Work to be completed
All lines of the entries with "Infant" in them must be listed.

Data for the task

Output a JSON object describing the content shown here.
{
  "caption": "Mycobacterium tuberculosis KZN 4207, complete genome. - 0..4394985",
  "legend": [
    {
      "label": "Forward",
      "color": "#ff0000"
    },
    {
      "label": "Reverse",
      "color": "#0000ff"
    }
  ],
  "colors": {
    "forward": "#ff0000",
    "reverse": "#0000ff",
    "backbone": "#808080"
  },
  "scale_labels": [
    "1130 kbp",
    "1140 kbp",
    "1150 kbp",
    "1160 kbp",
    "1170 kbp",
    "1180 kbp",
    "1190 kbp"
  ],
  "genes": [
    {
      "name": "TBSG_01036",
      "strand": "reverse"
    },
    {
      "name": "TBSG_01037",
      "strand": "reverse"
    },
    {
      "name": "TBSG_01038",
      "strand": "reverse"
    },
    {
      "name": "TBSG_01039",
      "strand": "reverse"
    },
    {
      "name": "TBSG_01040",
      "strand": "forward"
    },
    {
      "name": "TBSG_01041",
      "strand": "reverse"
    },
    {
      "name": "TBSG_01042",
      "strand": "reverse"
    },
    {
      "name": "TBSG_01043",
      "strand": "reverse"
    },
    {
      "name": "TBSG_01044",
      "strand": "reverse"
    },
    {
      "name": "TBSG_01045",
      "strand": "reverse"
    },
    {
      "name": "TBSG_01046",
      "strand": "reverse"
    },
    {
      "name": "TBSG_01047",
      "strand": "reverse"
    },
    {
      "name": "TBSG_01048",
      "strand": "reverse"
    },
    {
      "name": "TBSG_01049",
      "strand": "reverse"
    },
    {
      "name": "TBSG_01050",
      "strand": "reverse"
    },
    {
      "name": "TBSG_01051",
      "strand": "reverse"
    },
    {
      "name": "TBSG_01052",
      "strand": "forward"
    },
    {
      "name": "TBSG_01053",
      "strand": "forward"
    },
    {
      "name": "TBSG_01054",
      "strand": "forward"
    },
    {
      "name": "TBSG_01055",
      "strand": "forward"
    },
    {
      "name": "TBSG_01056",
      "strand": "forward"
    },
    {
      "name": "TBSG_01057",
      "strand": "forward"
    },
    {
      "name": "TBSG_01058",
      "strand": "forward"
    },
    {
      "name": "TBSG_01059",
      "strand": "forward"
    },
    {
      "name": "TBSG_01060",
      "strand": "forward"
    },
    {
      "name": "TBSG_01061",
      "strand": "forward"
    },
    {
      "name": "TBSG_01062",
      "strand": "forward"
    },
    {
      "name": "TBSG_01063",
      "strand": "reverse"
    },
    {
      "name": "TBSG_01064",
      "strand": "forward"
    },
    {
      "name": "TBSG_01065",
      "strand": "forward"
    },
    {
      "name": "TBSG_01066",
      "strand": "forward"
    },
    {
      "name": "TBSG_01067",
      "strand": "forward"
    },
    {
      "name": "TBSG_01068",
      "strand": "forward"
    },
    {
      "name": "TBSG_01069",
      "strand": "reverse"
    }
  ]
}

...

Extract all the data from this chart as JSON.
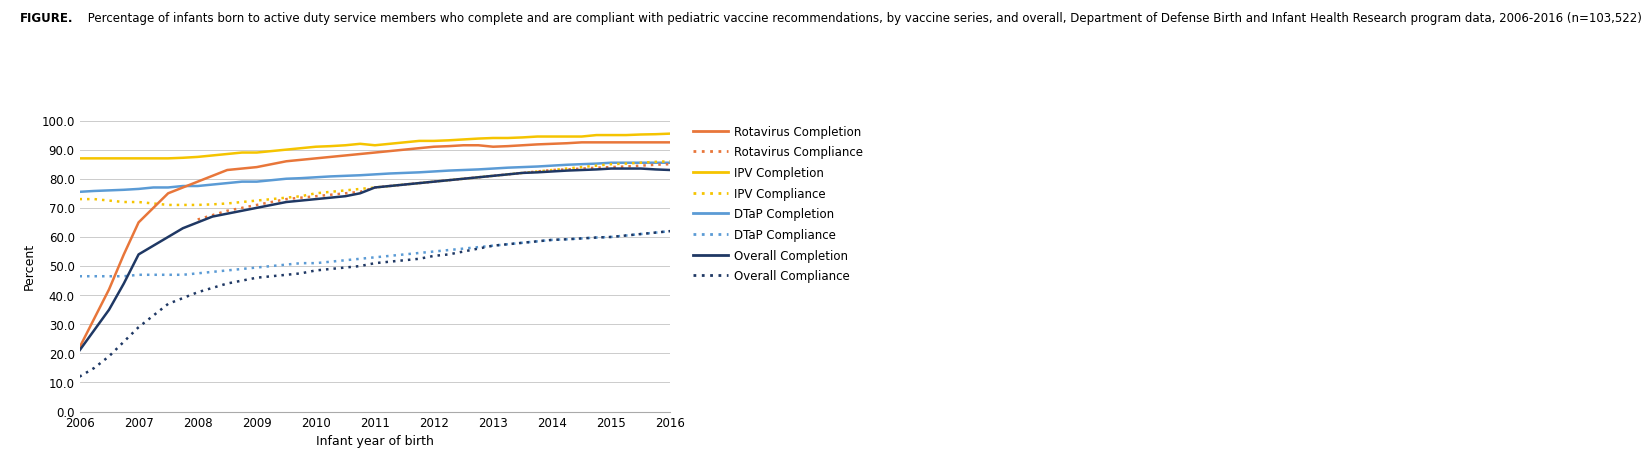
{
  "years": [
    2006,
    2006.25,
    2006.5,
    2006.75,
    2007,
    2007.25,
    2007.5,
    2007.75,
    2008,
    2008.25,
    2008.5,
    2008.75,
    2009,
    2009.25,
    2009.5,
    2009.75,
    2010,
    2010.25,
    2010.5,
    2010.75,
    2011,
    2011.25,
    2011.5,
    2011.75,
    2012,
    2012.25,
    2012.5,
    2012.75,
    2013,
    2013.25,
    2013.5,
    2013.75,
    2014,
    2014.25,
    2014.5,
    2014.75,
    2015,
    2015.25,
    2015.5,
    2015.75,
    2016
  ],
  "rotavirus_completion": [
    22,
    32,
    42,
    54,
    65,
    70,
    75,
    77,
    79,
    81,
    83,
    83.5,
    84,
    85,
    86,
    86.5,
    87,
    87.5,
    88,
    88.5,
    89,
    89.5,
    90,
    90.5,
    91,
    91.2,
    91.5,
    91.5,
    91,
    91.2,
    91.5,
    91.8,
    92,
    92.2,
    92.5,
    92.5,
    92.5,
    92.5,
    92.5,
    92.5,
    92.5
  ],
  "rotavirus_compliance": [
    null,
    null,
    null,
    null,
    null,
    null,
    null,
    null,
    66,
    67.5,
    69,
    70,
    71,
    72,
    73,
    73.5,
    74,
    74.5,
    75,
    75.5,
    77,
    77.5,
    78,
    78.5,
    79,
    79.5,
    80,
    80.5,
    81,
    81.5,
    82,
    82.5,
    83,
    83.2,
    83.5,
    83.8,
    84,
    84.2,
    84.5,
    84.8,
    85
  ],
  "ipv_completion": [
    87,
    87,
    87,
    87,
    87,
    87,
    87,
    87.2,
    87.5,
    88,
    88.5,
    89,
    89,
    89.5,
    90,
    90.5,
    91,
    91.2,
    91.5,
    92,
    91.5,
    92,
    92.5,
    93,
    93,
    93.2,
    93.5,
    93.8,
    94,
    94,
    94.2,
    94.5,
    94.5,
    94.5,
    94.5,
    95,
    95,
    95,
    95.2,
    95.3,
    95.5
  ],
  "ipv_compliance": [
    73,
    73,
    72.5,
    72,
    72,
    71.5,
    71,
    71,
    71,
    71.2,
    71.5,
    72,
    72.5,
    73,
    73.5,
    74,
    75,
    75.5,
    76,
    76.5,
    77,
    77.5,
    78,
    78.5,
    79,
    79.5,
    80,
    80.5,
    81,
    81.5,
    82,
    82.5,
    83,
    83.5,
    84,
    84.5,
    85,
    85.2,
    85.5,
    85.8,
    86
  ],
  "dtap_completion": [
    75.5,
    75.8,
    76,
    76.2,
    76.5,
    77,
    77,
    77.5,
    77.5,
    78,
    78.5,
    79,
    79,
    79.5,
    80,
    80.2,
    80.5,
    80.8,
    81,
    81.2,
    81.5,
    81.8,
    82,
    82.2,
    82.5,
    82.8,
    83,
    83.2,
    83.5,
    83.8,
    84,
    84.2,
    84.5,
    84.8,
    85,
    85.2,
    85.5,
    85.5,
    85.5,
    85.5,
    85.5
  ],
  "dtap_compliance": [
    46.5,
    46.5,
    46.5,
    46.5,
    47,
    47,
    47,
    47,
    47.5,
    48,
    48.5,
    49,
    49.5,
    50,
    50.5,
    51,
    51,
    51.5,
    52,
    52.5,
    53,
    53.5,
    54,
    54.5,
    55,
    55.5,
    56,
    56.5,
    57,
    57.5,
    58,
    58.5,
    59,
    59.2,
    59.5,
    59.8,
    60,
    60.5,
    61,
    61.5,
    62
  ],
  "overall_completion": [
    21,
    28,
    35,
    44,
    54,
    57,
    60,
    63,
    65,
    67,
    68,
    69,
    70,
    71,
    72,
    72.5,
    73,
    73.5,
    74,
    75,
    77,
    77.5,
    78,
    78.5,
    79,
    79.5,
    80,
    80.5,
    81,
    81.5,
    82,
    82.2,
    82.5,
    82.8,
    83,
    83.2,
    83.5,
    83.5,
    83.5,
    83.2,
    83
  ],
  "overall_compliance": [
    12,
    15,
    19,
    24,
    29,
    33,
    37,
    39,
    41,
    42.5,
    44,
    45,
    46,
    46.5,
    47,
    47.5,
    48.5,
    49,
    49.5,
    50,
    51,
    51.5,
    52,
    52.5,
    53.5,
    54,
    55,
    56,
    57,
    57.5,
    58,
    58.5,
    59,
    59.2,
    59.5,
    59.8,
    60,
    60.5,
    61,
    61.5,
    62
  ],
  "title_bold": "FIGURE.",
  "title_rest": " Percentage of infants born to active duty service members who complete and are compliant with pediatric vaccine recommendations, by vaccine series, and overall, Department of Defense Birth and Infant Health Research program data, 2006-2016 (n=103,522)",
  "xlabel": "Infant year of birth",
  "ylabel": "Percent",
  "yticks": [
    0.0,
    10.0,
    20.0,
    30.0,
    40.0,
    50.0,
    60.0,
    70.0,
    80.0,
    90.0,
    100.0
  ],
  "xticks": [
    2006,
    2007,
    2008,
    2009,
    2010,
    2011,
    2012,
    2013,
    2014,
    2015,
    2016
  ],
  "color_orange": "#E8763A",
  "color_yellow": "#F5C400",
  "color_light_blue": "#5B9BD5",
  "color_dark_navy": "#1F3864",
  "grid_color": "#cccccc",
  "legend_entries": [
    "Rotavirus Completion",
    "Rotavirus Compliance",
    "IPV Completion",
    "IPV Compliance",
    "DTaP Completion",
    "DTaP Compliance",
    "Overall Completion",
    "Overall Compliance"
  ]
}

Written solution
  "title_rest": " Percentage of infants born to active duty service members who complete and are compliant with pediatric vaccine recommendations, by vaccine series, and overall, Department of Defense Birth and Infant Health Research program data, 2006-2016 (n=103,522)",
  "xlabel": "Infant year of birth",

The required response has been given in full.